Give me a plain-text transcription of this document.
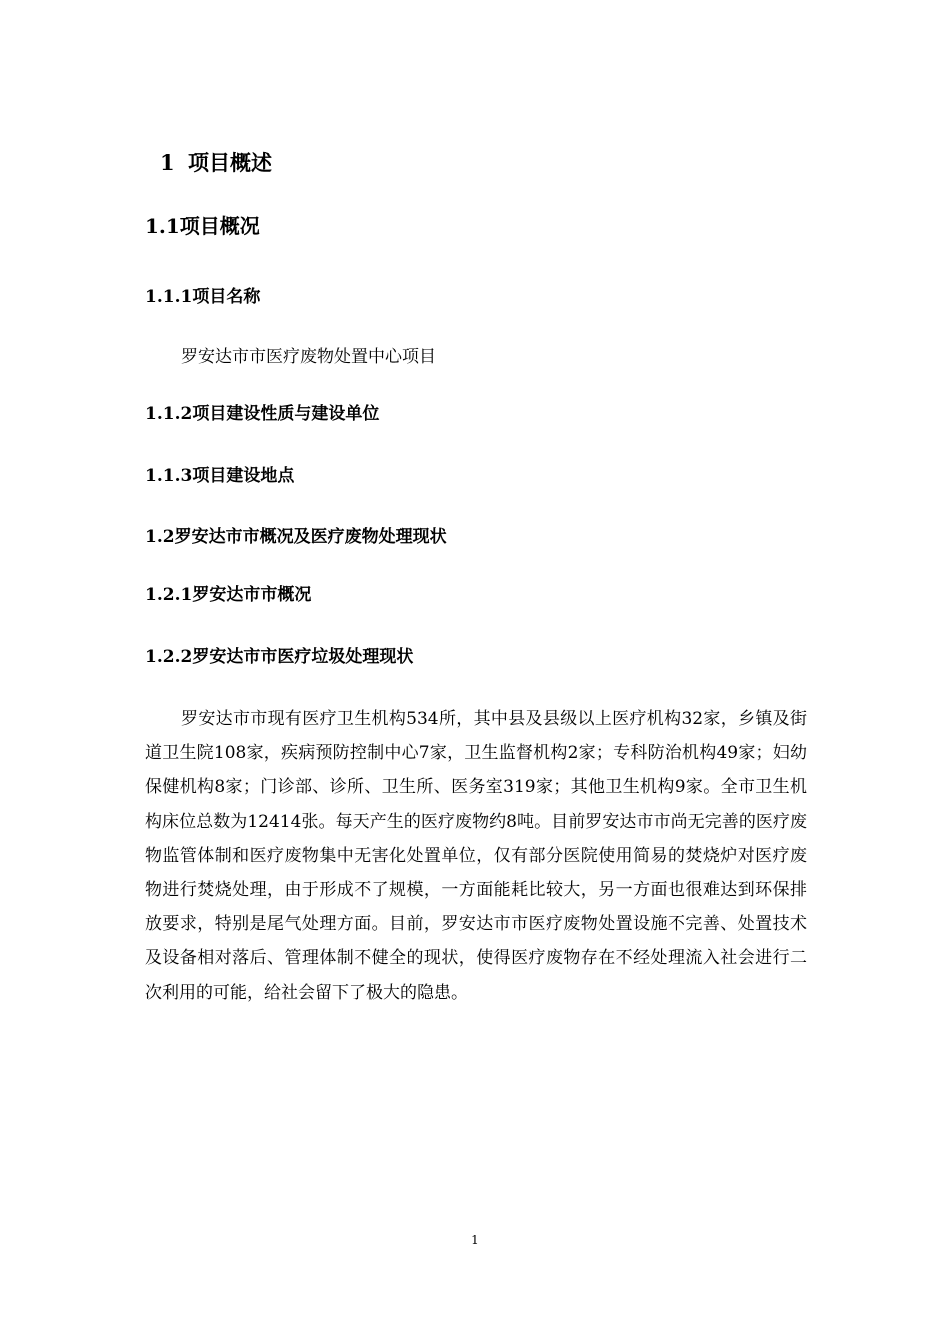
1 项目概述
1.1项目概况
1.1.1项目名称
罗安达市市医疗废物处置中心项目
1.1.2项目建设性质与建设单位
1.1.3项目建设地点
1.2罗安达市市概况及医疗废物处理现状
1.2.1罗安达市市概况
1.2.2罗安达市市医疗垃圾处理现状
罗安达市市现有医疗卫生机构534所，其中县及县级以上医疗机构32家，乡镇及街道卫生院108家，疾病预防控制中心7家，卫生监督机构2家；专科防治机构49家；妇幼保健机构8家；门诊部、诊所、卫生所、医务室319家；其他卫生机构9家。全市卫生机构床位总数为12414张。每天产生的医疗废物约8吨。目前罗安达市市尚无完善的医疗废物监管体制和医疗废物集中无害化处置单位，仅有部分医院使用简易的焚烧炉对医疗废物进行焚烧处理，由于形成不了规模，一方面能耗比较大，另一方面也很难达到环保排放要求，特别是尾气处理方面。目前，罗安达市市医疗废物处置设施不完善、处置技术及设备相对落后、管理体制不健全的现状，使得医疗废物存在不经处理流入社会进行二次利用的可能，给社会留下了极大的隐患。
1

EXERCISE DIRECTIONS >> Reproduce each line exactly, please, except for any pictures.

EXERCISE OUTPUT >>
Give me a plain-text transcription of this document.
1 项目概述
1.1项目概况
1.1.1项目名称
罗安达市市医疗废物处置中心项目
1.1.2项目建设性质与建设单位
1.1.3项目建设地点
1.2罗安达市市概况及医疗废物处理现状
1.2.1罗安达市市概况
1.2.2罗安达市市医疗垃圾处理现状
罗安达市市现有医疗卫生机构534所，其中县及县级以上医疗机构32家，乡镇及街道卫生院108家，疾病预防控制中心7家，卫生监督机构2家；专科防治机构49家；妇幼保健机构8家；门诊部、诊所、卫生所、医务室319家；其他卫生机构9家。全市卫生机构床位总数为12414张。每天产生的医疗废物约8吨。目前罗安达市市尚无完善的医疗废物监管体制和医疗废物集中无害化处置单位，仅有部分医院使用简易的焚烧炉对医疗废物进行焚烧处理，由于形成不了规模，一方面能耗比较大，另一方面也很难达到环保排放要求，特别是尾气处理方面。目前，罗安达市市医疗废物处置设施不完善、处置技术及设备相对落后、管理体制不健全的现状，使得医疗废物存在不经处理流入社会进行二次利用的可能，给社会留下了极大的隐患。
1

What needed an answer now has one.